Provided records:
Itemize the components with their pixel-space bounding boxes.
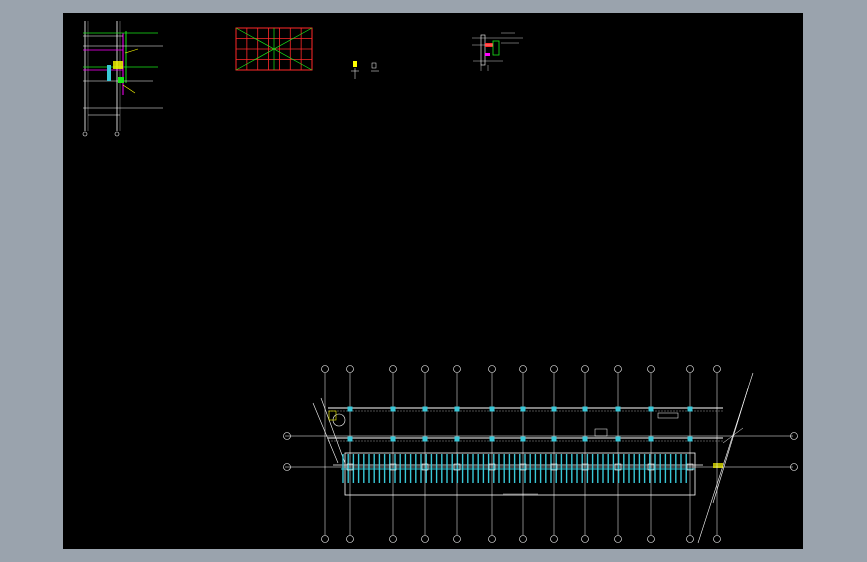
...
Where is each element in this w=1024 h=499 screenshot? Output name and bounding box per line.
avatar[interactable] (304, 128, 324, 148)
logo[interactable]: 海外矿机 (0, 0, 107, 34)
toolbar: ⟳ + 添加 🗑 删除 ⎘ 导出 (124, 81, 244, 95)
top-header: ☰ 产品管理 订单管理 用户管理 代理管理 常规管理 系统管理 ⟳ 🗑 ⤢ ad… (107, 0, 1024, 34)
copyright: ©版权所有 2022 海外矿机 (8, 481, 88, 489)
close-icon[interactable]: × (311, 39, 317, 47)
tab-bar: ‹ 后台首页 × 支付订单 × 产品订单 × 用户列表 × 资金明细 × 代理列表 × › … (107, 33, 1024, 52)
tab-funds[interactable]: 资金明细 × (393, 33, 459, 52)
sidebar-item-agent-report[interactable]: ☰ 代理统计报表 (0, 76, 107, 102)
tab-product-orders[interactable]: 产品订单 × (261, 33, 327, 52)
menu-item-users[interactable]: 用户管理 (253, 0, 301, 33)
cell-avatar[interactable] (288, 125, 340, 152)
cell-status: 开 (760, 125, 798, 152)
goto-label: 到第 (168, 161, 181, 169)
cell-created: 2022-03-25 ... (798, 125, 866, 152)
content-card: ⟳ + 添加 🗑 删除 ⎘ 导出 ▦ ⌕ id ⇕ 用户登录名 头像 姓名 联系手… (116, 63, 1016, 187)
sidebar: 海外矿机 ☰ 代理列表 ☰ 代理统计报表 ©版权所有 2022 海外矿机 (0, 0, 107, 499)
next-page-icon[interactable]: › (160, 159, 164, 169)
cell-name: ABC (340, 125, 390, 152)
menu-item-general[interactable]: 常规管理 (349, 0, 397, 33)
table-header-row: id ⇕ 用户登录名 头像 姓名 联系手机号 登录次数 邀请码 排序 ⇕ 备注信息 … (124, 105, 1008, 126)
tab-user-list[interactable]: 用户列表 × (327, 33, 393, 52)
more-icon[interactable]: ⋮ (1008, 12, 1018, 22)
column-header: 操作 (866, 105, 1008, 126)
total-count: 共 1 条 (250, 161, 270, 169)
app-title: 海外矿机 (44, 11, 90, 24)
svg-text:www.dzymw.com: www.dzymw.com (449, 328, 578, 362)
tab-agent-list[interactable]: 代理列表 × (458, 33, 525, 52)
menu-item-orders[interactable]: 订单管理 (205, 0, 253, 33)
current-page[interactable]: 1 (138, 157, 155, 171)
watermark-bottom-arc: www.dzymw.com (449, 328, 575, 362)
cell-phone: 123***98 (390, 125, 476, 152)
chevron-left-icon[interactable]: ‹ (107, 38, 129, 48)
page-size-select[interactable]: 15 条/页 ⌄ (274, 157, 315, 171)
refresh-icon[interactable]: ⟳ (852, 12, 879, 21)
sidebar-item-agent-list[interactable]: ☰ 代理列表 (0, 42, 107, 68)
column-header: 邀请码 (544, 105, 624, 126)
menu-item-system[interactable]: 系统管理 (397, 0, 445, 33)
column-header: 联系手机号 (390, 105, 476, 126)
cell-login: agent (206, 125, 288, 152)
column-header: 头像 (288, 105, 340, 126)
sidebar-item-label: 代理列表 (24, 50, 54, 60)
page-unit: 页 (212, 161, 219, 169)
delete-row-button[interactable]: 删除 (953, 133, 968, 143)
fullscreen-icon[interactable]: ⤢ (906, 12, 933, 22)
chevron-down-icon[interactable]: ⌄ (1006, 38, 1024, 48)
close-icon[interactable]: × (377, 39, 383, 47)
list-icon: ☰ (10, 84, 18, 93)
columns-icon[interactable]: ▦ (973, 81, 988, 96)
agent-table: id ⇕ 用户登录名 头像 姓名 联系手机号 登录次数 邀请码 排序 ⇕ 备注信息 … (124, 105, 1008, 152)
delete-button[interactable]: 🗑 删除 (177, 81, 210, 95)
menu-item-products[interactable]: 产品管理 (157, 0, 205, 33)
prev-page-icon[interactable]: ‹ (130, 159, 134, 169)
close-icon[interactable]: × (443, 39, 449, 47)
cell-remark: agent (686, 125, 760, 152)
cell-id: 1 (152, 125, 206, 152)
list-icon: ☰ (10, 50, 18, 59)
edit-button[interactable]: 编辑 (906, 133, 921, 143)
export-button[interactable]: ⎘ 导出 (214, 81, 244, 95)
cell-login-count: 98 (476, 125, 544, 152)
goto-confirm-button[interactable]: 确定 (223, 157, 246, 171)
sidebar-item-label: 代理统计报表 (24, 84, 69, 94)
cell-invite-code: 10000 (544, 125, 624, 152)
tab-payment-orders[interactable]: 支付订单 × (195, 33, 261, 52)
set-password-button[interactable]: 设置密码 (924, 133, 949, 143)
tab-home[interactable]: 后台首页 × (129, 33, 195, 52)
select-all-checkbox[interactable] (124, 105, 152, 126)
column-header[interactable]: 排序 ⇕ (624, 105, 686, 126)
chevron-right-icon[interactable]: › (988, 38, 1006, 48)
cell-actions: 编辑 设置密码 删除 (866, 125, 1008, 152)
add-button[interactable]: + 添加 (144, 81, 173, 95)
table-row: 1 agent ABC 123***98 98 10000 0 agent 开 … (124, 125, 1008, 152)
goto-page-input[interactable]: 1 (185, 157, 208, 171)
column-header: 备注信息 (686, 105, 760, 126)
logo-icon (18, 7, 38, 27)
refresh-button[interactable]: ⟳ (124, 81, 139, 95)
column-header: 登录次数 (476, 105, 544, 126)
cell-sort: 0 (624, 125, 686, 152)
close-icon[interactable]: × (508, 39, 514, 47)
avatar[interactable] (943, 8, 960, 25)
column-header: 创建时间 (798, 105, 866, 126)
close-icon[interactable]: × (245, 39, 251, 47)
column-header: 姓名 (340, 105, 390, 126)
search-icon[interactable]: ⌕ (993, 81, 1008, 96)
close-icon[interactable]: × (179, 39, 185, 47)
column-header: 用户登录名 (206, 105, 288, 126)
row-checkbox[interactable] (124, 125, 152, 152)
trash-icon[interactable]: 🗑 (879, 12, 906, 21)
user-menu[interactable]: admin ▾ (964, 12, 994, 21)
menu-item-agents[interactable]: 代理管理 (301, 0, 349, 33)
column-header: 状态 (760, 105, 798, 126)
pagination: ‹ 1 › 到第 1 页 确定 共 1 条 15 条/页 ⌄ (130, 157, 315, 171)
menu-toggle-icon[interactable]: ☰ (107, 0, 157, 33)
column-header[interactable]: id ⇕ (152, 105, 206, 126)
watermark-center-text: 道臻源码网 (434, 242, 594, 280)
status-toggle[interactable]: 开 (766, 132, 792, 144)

Task directions: Reproduce verbatim the stretch of the listing from the line containing "Where is each" through the line containing "menu-item-general[interactable]: 常规管理 (349, 0, 397, 33)", both lines included.

Correct result:
Where is each element in this w=1024 h=499 screenshot? Output name and bounding box per line.
avatar[interactable] (304, 128, 324, 148)
logo[interactable]: 海外矿机 (0, 0, 107, 34)
toolbar: ⟳ + 添加 🗑 删除 ⎘ 导出 (124, 81, 244, 95)
top-header: ☰ 产品管理 订单管理 用户管理 代理管理 常规管理 系统管理 ⟳ 🗑 ⤢ ad… (107, 0, 1024, 34)
copyright: ©版权所有 2022 海外矿机 (8, 481, 88, 489)
close-icon[interactable]: × (311, 39, 317, 47)
tab-bar: ‹ 后台首页 × 支付订单 × 产品订单 × 用户列表 × 资金明细 × 代理列表 × › … (107, 33, 1024, 52)
tab-funds[interactable]: 资金明细 × (393, 33, 459, 52)
sidebar-item-agent-report[interactable]: ☰ 代理统计报表 (0, 76, 107, 102)
tab-product-orders[interactable]: 产品订单 × (261, 33, 327, 52)
menu-item-users[interactable]: 用户管理 (253, 0, 301, 33)
cell-avatar[interactable] (288, 125, 340, 152)
cell-status: 开 (760, 125, 798, 152)
goto-label: 到第 (168, 161, 181, 169)
cell-created: 2022-03-25 ... (798, 125, 866, 152)
content-card: ⟳ + 添加 🗑 删除 ⎘ 导出 ▦ ⌕ id ⇕ 用户登录名 头像 姓名 联系手… (116, 63, 1016, 187)
sidebar: 海外矿机 ☰ 代理列表 ☰ 代理统计报表 ©版权所有 2022 海外矿机 (0, 0, 107, 499)
next-page-icon[interactable]: › (160, 159, 164, 169)
cell-name: ABC (340, 125, 390, 152)
menu-item-general[interactable]: 常规管理 (349, 0, 397, 33)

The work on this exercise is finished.